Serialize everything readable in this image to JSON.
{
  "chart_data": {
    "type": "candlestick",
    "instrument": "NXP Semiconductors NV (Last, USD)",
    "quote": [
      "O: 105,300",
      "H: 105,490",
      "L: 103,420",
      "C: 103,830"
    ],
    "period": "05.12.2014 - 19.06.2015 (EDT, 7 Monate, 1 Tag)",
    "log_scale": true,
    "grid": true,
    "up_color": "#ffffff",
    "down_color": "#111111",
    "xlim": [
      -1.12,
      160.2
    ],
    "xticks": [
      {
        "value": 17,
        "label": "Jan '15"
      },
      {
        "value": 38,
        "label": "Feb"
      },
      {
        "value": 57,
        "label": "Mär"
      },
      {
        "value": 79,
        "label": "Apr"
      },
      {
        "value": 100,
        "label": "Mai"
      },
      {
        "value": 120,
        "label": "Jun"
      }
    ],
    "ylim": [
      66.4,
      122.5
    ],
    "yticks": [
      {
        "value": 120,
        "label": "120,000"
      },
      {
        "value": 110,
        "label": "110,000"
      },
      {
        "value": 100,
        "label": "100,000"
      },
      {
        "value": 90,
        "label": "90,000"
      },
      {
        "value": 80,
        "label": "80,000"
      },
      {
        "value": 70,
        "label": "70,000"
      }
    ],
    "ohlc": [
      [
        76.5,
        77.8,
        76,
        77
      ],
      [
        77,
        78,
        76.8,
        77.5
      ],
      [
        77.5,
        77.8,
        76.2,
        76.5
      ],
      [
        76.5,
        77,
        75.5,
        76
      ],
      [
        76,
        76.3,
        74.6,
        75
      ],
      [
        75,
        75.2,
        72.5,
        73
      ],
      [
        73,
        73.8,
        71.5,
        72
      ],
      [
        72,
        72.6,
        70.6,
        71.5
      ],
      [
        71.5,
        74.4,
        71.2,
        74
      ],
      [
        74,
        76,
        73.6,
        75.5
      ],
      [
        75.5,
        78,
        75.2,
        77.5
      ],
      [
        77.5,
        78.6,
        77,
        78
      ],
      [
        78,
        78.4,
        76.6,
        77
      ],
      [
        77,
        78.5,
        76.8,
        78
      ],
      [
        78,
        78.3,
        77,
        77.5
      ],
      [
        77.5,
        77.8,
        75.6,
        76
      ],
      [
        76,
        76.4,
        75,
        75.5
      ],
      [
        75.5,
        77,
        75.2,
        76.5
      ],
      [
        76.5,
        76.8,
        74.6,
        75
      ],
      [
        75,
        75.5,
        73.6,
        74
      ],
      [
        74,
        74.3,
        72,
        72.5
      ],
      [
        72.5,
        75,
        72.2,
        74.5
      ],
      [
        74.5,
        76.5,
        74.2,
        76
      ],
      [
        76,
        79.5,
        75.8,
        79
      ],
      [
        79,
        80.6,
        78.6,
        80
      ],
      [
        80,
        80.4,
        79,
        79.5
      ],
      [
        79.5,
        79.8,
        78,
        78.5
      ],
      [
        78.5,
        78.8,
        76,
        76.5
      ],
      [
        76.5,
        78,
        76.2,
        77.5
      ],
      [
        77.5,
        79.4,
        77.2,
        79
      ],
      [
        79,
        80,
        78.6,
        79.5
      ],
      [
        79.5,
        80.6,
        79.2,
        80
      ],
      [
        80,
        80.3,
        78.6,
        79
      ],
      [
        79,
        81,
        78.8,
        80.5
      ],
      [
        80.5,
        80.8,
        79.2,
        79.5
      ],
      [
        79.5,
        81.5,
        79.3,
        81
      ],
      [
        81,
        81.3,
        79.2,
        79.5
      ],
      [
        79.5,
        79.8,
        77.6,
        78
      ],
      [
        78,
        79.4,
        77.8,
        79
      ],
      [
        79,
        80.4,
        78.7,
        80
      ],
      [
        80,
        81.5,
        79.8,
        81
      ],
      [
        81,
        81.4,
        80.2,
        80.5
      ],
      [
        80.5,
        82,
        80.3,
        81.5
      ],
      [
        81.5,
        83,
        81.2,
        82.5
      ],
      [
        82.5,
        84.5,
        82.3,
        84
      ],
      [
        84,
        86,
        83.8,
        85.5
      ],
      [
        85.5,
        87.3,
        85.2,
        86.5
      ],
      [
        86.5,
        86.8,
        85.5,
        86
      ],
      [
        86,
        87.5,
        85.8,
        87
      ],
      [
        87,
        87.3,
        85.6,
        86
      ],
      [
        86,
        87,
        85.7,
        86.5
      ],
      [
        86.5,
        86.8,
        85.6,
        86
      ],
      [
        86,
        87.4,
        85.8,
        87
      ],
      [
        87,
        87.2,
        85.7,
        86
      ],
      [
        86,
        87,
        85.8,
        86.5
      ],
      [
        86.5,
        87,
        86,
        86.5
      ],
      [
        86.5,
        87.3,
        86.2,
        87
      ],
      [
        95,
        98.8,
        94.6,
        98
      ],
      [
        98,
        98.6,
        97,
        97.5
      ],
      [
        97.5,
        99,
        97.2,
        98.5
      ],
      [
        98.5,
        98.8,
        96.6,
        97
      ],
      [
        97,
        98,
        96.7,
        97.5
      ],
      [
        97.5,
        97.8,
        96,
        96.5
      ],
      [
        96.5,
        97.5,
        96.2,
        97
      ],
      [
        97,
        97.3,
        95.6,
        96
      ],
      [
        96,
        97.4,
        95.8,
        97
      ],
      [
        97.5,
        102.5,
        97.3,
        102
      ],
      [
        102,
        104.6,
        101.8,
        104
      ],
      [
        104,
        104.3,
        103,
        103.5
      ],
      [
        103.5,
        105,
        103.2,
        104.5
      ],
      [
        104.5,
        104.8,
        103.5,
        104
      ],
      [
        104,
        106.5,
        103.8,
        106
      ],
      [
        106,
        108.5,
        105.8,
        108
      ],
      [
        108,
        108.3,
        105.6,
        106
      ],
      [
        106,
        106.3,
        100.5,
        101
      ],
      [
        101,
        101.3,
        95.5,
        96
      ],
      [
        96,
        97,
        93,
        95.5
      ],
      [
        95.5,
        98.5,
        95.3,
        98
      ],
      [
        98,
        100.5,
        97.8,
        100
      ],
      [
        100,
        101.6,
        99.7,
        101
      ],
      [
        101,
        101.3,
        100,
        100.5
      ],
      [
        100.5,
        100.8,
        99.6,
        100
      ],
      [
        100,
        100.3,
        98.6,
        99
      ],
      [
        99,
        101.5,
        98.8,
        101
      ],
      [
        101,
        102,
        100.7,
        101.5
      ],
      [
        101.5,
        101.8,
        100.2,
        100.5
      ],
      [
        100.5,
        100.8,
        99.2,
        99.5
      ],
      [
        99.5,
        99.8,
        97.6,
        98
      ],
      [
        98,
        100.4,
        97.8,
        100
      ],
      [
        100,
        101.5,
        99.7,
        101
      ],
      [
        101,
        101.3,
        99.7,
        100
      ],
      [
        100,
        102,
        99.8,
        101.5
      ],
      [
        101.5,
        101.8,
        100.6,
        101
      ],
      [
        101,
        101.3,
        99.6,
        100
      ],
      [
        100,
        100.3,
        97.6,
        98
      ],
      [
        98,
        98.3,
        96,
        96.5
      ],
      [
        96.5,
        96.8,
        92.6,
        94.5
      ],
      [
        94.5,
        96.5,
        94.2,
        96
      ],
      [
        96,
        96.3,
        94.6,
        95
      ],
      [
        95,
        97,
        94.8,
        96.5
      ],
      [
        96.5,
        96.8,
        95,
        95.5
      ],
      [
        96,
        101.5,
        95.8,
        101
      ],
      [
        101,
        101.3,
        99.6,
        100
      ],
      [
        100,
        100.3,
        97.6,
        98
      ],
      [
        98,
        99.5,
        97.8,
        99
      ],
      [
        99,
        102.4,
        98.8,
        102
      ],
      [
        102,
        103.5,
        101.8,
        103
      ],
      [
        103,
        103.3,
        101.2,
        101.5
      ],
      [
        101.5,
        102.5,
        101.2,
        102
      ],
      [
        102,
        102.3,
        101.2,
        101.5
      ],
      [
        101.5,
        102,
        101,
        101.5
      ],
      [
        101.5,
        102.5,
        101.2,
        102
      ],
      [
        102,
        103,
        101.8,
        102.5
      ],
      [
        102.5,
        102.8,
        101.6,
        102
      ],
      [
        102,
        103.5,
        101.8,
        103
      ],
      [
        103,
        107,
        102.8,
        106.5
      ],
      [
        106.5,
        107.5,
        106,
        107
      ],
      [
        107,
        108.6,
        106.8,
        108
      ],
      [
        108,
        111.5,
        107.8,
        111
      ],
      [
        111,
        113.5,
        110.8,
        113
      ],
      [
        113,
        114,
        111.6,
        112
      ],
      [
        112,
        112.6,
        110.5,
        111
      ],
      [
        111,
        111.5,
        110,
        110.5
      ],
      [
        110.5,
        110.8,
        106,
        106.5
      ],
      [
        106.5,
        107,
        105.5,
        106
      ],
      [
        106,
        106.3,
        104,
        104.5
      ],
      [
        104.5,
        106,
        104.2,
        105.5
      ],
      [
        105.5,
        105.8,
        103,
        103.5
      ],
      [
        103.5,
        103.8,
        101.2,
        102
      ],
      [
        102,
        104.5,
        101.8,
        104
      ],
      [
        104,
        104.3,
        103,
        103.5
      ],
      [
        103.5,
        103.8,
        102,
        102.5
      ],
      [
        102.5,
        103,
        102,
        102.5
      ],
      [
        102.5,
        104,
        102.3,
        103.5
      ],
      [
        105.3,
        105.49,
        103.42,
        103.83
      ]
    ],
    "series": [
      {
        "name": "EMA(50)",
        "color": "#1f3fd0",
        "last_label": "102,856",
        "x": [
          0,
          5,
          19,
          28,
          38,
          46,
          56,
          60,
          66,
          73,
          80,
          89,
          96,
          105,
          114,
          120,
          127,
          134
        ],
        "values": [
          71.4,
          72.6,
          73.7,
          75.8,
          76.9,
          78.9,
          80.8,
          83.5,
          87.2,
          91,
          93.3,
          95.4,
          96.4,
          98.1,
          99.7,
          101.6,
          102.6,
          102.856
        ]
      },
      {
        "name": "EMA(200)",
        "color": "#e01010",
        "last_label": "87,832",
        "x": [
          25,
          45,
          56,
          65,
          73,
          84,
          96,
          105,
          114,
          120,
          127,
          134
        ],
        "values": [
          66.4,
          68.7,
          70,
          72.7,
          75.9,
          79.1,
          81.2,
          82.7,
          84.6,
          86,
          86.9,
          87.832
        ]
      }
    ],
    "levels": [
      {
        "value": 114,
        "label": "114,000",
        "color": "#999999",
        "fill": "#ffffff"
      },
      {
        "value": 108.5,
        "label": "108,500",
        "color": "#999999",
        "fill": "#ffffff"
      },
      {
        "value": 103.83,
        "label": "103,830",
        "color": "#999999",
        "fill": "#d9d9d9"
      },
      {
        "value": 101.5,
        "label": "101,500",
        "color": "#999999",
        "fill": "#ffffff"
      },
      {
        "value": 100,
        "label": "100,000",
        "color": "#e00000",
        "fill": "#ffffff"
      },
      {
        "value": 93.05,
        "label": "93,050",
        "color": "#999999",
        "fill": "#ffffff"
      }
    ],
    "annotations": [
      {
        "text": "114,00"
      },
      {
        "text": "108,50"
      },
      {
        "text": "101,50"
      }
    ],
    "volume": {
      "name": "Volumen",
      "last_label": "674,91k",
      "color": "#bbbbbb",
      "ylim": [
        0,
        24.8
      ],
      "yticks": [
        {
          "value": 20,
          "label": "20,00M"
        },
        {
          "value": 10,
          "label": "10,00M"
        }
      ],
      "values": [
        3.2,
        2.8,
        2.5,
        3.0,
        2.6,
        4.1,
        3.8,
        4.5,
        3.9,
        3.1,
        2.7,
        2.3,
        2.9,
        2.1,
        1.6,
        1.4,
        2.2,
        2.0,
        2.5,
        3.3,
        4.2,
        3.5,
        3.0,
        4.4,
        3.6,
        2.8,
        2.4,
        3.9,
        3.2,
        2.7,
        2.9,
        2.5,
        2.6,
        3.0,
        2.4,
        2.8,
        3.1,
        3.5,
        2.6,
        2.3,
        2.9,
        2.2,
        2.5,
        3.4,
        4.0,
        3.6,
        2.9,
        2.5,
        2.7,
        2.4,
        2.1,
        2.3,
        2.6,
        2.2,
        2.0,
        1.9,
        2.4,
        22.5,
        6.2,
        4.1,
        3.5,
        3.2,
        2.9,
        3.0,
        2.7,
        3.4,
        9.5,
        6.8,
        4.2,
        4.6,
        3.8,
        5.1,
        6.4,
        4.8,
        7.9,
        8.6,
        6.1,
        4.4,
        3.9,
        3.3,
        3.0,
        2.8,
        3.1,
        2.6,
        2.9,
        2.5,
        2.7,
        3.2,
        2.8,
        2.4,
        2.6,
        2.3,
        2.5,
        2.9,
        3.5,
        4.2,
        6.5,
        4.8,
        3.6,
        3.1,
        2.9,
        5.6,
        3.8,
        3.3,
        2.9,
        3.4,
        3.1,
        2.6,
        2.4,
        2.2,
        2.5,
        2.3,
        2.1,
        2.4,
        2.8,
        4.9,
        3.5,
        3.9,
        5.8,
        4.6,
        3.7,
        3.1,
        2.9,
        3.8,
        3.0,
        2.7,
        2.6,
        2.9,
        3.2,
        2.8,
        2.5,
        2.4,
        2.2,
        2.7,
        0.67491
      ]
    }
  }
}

▸ **What to work on**
Locate the word "name" in the records above, and return each line that has it.

▸ **Output of the task**
        "name": "EMA(50)",
        "name": "EMA(200)",
      "name": "Volumen",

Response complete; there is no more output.